Data records:
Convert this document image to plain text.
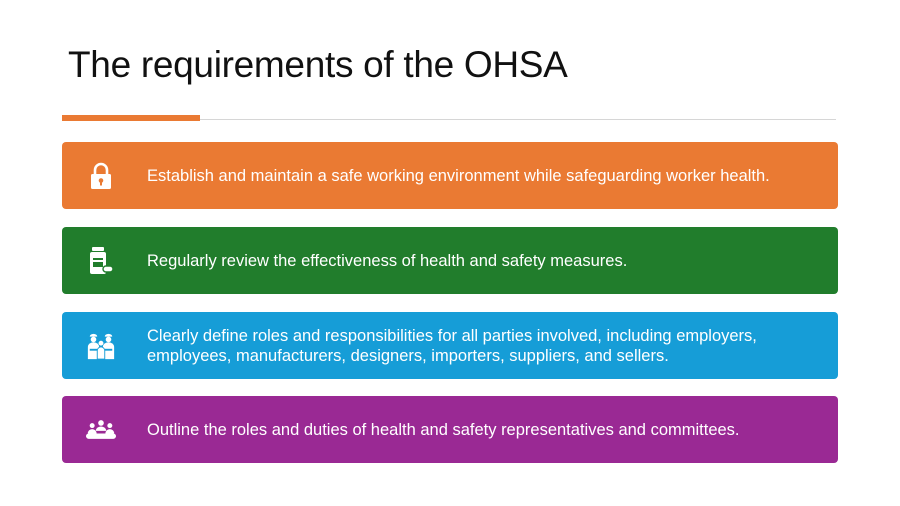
The requirements of the OHSA
Establish and maintain a safe working environment while safeguarding worker health.
Regularly review the effectiveness of health and safety measures.
Clearly define roles and responsibilities for all parties involved, including employers, employees, manufacturers, designers, importers, suppliers, and sellers.
Outline the roles and duties of health and safety representatives and committees.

WRITTEN EXERCISE: Go through the entries and return each line where the word "safety" appears.

RIGHT ANSWER:
Regularly review the effectiveness of health and safety measures.
Outline the roles and duties of health and safety representatives and committees.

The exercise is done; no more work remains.